What to produce:
Go through the lines below. Copy those with "only".

++++++++++

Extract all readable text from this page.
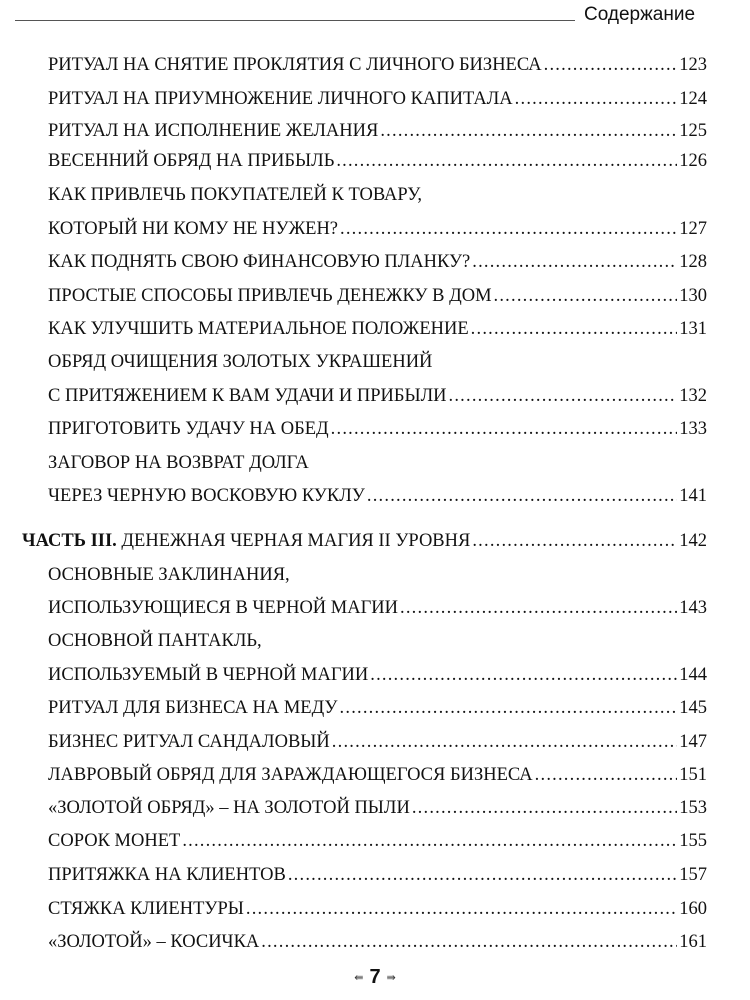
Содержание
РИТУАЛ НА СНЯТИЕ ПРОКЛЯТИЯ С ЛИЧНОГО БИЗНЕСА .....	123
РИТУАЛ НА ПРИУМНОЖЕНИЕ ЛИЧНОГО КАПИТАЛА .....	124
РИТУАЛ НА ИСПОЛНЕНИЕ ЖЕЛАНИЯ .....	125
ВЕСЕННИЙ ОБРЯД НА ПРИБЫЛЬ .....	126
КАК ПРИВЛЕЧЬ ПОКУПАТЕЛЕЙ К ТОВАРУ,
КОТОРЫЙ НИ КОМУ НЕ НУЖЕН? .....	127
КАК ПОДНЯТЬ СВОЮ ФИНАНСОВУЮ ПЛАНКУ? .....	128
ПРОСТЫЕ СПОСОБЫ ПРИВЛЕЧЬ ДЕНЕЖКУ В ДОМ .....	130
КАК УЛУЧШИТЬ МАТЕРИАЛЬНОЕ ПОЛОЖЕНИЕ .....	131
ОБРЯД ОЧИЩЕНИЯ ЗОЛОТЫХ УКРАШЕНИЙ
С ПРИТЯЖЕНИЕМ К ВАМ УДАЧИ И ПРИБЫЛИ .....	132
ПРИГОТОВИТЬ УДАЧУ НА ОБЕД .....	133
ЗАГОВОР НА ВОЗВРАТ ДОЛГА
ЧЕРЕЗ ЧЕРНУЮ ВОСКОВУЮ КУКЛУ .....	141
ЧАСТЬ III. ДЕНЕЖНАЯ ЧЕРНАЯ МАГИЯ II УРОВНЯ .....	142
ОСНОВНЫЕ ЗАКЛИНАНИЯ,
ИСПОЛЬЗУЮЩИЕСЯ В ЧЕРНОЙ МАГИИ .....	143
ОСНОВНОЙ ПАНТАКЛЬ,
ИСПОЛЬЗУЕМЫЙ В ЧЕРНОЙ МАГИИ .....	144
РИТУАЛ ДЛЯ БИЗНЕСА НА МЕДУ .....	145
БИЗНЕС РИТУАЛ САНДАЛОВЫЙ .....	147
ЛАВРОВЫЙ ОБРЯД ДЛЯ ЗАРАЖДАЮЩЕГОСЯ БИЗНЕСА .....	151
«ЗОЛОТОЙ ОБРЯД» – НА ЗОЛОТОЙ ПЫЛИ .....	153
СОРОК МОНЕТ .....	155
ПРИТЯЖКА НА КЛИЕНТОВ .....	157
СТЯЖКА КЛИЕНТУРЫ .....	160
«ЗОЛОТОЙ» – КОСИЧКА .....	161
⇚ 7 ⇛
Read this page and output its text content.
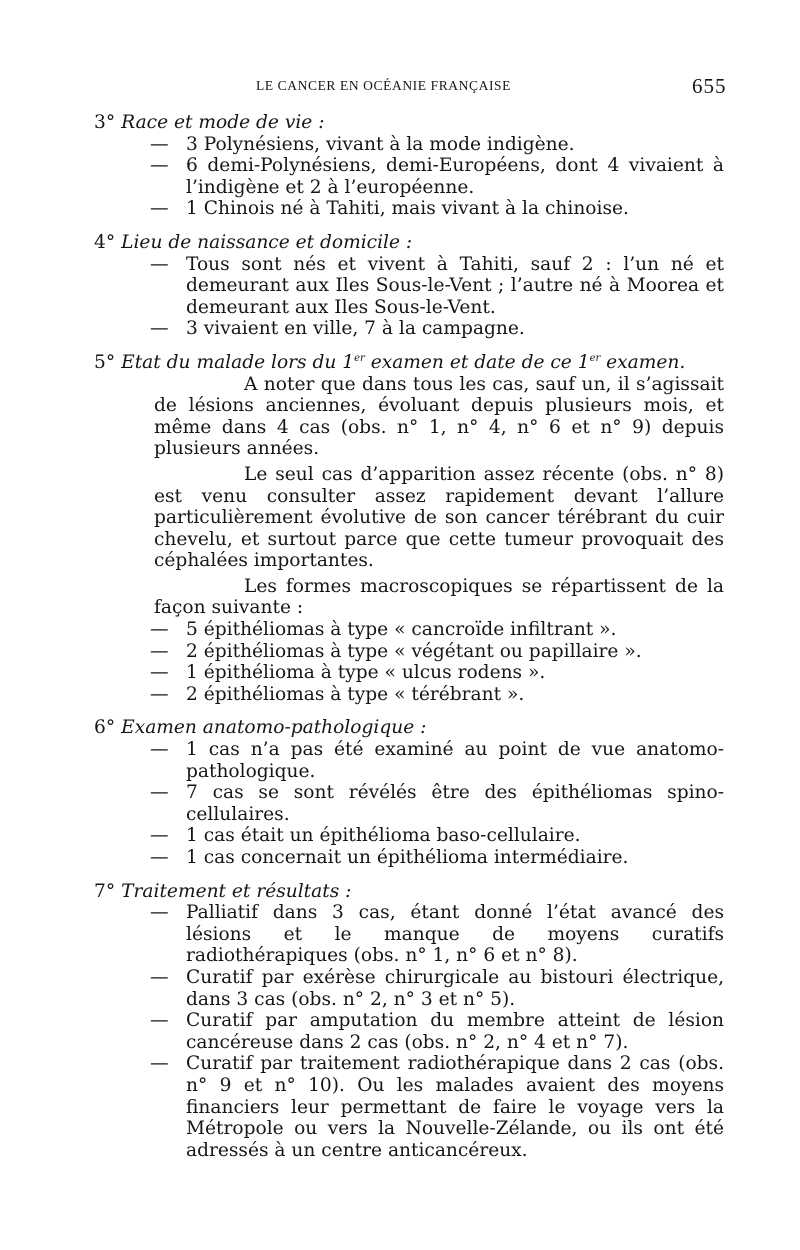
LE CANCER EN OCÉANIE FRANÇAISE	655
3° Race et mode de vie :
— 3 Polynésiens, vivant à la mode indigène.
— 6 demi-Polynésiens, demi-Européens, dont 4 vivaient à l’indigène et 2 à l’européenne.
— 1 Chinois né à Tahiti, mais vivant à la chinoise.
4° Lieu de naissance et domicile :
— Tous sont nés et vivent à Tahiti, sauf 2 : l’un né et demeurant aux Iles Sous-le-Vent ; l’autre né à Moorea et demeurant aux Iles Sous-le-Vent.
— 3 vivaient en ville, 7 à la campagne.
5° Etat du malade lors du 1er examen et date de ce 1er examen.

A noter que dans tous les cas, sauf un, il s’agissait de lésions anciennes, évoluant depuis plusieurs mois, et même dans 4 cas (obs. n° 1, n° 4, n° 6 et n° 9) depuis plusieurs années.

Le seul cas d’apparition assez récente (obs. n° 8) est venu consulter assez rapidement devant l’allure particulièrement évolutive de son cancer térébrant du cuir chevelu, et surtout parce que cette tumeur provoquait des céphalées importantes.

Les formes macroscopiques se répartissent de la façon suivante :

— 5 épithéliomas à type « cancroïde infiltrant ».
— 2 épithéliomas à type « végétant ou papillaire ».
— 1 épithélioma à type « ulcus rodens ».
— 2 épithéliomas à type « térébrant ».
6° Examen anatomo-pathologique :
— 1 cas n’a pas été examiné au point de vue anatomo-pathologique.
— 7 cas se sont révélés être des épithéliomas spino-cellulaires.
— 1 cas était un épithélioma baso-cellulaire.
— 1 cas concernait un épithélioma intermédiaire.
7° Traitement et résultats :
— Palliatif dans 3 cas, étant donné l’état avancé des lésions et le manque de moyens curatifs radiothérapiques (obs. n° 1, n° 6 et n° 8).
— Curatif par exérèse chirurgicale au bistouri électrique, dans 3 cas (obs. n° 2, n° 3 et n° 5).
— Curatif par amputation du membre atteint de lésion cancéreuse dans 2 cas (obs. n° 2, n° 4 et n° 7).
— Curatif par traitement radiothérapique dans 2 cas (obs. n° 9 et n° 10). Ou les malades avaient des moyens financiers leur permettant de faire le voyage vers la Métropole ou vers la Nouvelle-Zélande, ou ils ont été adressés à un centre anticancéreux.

++++++++++

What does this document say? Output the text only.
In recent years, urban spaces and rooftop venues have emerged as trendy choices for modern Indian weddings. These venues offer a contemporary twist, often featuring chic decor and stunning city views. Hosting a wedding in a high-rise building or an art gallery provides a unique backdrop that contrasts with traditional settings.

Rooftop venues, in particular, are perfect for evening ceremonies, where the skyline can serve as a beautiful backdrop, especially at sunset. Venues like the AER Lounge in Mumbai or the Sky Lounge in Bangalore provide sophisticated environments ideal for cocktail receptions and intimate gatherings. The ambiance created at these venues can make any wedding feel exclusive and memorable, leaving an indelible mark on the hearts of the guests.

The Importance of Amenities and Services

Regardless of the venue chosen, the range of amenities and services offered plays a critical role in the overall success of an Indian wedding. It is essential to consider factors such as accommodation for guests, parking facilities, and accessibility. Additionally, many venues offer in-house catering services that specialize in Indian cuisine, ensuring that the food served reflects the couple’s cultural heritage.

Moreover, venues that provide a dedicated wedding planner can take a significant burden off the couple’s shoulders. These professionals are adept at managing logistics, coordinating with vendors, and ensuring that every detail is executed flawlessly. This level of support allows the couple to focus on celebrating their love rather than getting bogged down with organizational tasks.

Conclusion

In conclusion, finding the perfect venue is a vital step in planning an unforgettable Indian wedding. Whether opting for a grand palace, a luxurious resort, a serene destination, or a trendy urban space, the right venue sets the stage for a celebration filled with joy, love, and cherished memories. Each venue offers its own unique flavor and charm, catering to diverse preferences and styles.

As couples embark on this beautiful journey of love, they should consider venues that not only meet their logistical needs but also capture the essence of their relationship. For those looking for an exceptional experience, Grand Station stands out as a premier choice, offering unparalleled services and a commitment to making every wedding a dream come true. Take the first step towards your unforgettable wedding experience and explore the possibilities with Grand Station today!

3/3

++++++++++

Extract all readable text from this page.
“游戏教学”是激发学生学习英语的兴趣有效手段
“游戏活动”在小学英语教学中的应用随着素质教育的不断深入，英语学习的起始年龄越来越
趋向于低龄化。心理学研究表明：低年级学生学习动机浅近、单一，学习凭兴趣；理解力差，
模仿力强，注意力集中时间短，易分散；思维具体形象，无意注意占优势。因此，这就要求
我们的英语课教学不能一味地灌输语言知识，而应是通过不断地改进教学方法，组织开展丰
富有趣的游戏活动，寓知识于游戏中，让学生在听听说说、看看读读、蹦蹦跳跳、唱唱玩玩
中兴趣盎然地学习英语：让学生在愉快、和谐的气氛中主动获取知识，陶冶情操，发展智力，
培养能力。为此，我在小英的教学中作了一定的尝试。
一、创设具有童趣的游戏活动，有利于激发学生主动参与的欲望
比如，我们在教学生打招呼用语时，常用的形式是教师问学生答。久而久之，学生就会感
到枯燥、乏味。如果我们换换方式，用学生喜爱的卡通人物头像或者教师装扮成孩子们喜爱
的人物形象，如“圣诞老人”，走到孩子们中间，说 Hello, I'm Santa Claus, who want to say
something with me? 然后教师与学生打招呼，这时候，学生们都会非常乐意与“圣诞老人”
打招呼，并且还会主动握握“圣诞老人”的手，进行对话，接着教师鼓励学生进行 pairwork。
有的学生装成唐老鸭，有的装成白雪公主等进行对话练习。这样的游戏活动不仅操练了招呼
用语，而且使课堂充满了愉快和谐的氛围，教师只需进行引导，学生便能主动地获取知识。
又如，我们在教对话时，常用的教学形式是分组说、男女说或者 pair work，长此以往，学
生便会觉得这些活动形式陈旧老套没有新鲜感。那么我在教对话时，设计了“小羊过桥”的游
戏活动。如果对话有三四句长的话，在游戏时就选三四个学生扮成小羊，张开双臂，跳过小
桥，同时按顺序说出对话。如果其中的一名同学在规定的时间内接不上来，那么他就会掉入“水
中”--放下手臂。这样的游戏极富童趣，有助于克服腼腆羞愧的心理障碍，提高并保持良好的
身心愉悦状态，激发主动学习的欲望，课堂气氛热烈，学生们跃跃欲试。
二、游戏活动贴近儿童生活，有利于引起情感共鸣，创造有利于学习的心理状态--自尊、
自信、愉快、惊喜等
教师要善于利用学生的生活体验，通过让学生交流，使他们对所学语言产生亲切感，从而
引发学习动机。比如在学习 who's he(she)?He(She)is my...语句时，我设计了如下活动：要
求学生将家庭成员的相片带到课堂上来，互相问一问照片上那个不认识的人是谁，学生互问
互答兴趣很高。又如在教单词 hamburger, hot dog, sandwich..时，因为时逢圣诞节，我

++++++++++

Solution to this exercise:
What does this document say? Output the text only.
As couples embark on this beautiful journey of love, they should consider venues that not only meet their logistical needs but also capture the essence of their relationship. For those looking for an exceptional experience, Grand Station stands out as a premier choice, offering unparalleled services and a commitment to making every wedding a dream come true. Take the first step towards your unforgettable wedding experience and explore the possibilities with Grand Station today!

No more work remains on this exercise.